■ **EXCERPT**:

— Start —

At 12:20 p.m. on January 9, 1947, Elizabeth Short and Robert “Red” Manley left the motel where they spent the night.
What did Beth and Red talk about during the couple of hours that it took them to drive back to Los Angeles from San Diego? Red noticed some scratches on Beth’s arms and asked her about them. She spun a tale of an “intensely jealous” boyfriend–an Italian “with black hair who lived in San Diego” and claimed that it was he who scratched her. Beth herself probably made the scratches because of itchy insect bites. Beth lied to Red a few times more before their day together ended.
Red and his wife were having problems, so, in the way that only a spouse on the verge of cheating can do, he sold himself on the notion that if he and Harriette were destined to be together, then nothing would happen with Beth.
Following their platonic night in a motel room, Red’s marriage was certified as made in heaven—the fates clearly decreed it. But he had a problem; he’d been out of touch with Harriette for a couple of days. How would he explain his lack of communication to her? Any guy capable of devising a ridiculous love test could surely come up with an excuse for being incommunicado for a couple of days.
In my mind’s eye, I see Beth and Red seated across from each other on the bench seat in his Studebaker, each lost in thought. Beth may have been wondering what she’d do once she hit L.A. Maybe she’d go to friends in Hollywood. If she was lucky, someone would have an empty bed for her. Her immediate difficulty was Red. How would she get away from the well-meaning guy for whom she felt little or nothing?

— End —

■ **GIVEN MATERIAL**:
— Start —

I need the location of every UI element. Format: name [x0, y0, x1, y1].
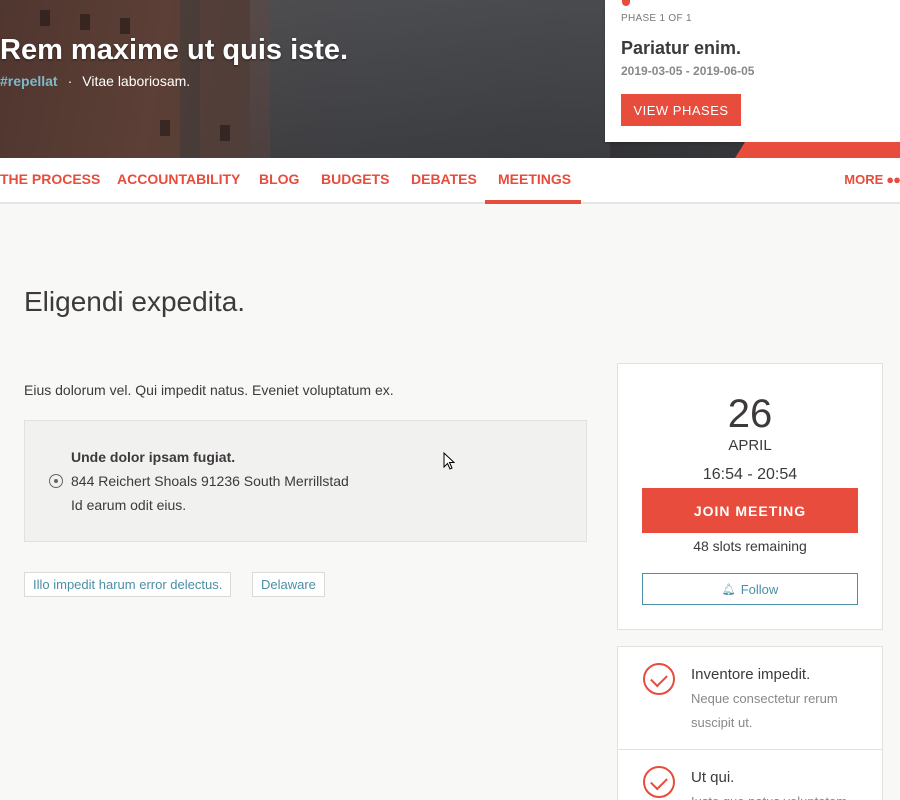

— End —

■ **JOBS**:
[A] In the excerpt about Elizabeth Short and Red Manley, who did Beth tell Red had scratched her arms?
[B] Pick up the narrative of Elizabeth Short and Red Manley's drive back to Los Angeles right after its final sentence and carry it forward.

■ **ANSWERS BY TASK**:
[A] A jealous Italian boyfriend with black hair who lived in San Diego.

[B]
Once they arrived in the city, Beth told Red that she needed to check her luggage at the bus depot. He took her there, and Beth was ready to wave goodbye to him and be on her way—but he wouldn’t leave. He told her he couldn’t possibly leave her in that neighborhood on her own. She insisted she would be fine, but he wouldn’t hear of it.
Beth had a few minutes while she checked her bags to come up with a plan. When they returned to his car, she told him she needed to go to the Biltmore Hotel to wait for her sister. It was another lie. Virginia, the sister she referred to, was in Oakland, hundreds of miles to the north.
Red drove her several blocks back to the Biltmore Hotel. The main lobby was on Olive Street, directly opposite Pershing Square. Beth thanked Red. He was a gentleman. He’d paid to have taps put on the heels and toes of her pumps, and of course he’d paid for meals and the motel room. She thought he would drive off and leave her, but once again he said that he didn’t feel comfortable just putting her out of the car.
He parked, and the two of them waited in the Biltmore’s exquisite lobby for quite a while. Beth out waited Red. He said he had to go. She told him she would be fine, and that she expected her sister to arrive at any moment.
Red left her in the Biltmore at approximately 6:30 p.m. Beth watched him go. She gave him a few minutes, and then she exited the hotel and turned right down Olive Street.
Beth may have been headed for the Crown Grill at Eighth and Olive. She’d been there before and perhaps she hoped to bump into someone she knew; after all, she needed a place to stay. Some patrons of the bar later told cops she’d been there that night, although it could not be verified, and no one saw her leave.
Beth was never seen alive again.
NEXT TIME: More Black Dahlia coverage.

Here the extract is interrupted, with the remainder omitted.